*EXERCISE BRIEF*: Gather every line of the entries that includes the word "условиях".
>> Start PROVIDED DATA
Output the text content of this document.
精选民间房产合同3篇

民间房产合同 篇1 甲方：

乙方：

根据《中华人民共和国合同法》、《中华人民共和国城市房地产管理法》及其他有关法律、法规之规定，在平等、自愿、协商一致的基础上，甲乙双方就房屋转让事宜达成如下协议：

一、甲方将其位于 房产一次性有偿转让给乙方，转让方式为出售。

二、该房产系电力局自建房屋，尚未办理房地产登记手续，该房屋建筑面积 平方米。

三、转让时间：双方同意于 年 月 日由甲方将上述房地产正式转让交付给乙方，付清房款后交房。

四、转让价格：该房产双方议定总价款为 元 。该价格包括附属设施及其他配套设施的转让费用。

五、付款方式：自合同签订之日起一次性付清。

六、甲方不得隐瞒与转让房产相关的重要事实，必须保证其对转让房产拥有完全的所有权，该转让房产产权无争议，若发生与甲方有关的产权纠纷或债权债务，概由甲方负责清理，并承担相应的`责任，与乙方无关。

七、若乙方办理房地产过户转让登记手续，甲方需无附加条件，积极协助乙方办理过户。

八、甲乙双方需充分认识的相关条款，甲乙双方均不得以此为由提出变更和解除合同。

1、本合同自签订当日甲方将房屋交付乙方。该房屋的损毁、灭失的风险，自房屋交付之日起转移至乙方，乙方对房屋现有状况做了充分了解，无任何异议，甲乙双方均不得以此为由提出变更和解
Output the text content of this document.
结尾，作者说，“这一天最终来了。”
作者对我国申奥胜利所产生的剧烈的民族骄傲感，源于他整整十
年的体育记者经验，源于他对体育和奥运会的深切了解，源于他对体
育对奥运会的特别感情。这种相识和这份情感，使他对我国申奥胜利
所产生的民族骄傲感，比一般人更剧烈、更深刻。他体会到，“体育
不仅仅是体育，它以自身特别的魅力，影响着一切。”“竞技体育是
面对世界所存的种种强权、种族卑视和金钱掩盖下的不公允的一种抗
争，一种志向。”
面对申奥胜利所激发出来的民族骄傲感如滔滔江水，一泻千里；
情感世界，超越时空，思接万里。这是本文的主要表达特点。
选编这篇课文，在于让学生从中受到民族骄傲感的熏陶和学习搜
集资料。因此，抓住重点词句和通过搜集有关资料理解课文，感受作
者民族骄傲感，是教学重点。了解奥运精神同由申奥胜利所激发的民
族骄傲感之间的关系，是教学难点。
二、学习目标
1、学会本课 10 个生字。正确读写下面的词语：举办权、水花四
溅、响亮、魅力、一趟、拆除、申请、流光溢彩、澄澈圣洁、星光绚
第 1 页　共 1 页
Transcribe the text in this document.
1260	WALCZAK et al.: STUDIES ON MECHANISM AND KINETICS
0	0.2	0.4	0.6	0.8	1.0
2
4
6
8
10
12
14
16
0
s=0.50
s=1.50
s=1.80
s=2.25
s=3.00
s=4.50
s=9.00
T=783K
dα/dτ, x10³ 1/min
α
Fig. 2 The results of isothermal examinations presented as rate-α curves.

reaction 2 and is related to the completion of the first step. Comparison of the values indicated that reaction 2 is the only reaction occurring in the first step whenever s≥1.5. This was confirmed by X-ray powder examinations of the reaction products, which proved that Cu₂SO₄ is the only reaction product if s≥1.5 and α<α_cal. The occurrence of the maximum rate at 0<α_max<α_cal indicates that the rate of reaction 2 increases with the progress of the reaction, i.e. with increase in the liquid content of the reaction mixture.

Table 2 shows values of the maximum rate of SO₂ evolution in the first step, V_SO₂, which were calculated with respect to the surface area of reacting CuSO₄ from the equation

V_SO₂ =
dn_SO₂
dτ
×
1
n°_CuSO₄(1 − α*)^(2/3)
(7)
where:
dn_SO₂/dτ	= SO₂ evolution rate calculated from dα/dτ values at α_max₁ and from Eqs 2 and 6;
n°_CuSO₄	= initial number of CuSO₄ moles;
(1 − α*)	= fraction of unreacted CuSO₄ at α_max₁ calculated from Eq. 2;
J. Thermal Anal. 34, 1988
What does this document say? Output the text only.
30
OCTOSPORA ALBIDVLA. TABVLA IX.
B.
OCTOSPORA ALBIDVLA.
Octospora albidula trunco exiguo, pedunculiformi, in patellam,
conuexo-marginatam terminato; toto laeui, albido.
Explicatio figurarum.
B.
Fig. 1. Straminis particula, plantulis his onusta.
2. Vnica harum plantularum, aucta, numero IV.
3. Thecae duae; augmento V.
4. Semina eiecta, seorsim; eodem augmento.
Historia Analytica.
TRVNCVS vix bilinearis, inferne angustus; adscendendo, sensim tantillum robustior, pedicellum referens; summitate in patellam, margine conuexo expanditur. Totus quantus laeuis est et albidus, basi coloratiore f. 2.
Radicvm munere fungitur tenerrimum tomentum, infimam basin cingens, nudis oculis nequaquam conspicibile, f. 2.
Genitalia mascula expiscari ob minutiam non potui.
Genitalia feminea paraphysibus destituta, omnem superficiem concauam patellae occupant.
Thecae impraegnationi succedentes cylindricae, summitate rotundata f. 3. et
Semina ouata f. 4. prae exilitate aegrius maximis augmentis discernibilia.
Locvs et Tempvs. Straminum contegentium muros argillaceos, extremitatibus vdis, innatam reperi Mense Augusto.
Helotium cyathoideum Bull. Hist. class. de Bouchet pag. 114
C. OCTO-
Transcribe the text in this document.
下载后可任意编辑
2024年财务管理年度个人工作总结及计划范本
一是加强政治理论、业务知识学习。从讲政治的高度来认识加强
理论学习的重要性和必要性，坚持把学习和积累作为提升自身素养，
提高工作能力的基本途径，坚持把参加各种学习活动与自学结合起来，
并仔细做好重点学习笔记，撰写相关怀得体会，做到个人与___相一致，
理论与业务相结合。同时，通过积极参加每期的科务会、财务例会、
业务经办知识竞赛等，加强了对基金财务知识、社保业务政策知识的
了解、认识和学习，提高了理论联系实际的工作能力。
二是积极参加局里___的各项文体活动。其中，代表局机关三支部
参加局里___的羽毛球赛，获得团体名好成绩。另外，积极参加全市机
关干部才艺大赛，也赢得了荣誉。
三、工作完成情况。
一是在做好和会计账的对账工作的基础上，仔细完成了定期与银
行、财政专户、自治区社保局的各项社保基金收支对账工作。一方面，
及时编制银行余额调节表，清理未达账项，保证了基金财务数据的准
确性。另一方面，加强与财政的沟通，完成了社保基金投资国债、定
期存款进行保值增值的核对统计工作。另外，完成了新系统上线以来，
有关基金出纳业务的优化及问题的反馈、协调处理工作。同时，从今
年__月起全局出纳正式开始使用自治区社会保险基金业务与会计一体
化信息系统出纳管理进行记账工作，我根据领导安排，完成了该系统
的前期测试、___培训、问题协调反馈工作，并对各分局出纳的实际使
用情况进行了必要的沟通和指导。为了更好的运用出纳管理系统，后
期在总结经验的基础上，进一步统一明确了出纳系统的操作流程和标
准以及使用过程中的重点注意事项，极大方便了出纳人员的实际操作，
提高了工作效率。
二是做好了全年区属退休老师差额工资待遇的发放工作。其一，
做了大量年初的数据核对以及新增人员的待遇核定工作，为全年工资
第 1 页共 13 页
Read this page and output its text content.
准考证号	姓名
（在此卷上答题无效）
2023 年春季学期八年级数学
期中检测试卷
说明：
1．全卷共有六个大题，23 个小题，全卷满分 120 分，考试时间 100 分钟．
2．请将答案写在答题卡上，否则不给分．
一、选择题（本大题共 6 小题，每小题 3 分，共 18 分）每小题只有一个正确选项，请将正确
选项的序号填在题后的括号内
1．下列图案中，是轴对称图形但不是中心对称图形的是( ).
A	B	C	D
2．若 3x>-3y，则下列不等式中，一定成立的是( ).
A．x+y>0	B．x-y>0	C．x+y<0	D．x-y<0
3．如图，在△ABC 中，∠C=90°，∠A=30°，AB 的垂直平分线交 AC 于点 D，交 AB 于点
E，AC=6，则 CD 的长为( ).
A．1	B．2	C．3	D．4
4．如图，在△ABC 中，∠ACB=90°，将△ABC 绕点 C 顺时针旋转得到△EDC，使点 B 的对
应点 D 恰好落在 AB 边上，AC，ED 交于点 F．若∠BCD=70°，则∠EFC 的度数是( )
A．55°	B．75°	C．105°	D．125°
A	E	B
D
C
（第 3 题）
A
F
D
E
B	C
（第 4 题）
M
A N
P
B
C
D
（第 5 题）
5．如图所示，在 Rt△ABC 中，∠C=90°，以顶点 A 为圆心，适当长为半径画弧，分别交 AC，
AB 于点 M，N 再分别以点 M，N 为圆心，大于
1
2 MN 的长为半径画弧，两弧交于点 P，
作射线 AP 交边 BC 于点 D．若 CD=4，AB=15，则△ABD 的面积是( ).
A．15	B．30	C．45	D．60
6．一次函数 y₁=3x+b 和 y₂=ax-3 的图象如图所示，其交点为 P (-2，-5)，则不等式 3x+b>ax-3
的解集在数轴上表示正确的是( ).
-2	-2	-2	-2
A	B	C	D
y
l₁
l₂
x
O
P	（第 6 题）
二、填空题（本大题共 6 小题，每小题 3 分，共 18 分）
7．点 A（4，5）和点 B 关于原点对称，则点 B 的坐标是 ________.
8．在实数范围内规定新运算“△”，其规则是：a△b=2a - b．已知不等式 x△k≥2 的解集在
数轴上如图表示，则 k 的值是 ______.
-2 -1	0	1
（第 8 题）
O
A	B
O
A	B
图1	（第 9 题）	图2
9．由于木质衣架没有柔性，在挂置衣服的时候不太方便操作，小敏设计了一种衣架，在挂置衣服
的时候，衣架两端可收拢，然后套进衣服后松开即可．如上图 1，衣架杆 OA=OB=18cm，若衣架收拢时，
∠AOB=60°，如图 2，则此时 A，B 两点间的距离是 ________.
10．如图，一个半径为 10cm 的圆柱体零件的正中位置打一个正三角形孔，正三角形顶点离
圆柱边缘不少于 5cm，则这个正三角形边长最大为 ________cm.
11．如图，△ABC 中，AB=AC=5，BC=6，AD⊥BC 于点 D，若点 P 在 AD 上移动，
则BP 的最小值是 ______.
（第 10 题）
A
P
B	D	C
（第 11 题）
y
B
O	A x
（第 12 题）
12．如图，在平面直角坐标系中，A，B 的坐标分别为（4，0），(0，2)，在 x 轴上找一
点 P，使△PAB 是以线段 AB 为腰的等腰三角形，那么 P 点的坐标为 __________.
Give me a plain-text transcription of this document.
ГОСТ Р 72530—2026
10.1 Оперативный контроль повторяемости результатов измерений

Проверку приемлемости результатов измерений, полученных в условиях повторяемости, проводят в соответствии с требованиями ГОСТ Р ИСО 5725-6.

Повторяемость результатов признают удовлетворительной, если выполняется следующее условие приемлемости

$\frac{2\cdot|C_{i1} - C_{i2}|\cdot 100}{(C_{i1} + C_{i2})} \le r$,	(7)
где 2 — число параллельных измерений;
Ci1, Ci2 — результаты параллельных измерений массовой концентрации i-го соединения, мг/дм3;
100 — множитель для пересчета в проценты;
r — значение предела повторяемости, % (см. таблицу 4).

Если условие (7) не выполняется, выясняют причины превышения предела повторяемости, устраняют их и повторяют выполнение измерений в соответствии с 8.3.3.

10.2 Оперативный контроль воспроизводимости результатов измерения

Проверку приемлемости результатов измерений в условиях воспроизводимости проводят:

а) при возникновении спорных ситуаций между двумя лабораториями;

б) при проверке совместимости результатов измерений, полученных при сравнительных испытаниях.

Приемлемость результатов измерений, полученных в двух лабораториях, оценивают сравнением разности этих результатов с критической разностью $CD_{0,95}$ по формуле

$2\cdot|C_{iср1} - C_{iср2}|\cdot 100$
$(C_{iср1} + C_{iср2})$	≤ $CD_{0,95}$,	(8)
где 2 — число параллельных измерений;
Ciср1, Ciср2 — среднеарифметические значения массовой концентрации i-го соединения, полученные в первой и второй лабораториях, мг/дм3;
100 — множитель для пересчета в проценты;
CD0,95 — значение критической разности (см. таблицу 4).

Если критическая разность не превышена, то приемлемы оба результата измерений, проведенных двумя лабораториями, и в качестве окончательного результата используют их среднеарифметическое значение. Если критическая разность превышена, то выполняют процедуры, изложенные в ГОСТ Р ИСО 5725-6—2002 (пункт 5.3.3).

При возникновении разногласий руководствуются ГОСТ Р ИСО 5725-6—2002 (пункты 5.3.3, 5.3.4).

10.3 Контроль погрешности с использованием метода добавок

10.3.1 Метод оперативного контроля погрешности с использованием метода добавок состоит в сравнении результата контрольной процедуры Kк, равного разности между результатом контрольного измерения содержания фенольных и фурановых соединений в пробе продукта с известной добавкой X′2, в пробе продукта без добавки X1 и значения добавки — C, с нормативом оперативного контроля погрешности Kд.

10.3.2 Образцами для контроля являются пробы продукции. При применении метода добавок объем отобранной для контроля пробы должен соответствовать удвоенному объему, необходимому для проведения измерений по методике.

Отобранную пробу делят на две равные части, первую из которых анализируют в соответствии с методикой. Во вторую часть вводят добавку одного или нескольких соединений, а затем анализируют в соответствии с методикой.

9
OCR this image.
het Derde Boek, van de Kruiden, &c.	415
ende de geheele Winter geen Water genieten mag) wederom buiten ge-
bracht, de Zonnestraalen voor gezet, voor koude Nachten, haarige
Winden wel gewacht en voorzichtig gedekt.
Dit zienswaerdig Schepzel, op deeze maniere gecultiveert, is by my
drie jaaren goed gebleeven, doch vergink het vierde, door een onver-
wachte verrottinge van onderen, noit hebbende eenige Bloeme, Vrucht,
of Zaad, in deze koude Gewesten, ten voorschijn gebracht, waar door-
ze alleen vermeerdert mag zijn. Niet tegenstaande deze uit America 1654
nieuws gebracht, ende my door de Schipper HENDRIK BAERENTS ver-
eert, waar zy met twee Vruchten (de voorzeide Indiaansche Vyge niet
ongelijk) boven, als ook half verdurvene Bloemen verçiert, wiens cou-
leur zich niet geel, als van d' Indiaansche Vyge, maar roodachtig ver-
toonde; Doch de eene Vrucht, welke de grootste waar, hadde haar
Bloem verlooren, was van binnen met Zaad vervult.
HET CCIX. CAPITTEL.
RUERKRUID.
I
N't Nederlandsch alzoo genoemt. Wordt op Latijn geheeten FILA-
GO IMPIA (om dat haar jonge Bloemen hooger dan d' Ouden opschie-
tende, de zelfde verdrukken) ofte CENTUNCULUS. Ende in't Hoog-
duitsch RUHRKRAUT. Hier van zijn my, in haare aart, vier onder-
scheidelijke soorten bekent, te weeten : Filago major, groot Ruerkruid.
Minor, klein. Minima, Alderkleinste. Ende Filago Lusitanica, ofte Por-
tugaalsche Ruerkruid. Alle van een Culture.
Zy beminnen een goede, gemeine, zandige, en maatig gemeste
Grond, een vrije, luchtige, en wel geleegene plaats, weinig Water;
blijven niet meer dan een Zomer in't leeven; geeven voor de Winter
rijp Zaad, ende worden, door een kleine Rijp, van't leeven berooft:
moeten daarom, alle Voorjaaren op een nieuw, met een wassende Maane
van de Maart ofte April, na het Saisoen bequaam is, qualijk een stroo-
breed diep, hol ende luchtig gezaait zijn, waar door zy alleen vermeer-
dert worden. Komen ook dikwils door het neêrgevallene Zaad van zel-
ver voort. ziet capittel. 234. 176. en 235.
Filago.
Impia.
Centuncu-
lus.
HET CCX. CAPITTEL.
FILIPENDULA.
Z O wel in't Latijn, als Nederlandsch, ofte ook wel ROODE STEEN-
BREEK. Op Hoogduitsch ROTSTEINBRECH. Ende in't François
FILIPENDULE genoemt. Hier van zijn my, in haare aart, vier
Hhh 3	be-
>> End PROVIDED DATA
*THE RESPONSE*:
Проверку приемлемости результатов измерений, полученных в условиях повторяемости, проводят в соответствии с требованиями ГОСТ Р ИСО 5725-6.
Проверку приемлемости результатов измерений в условиях воспроизводимости проводят:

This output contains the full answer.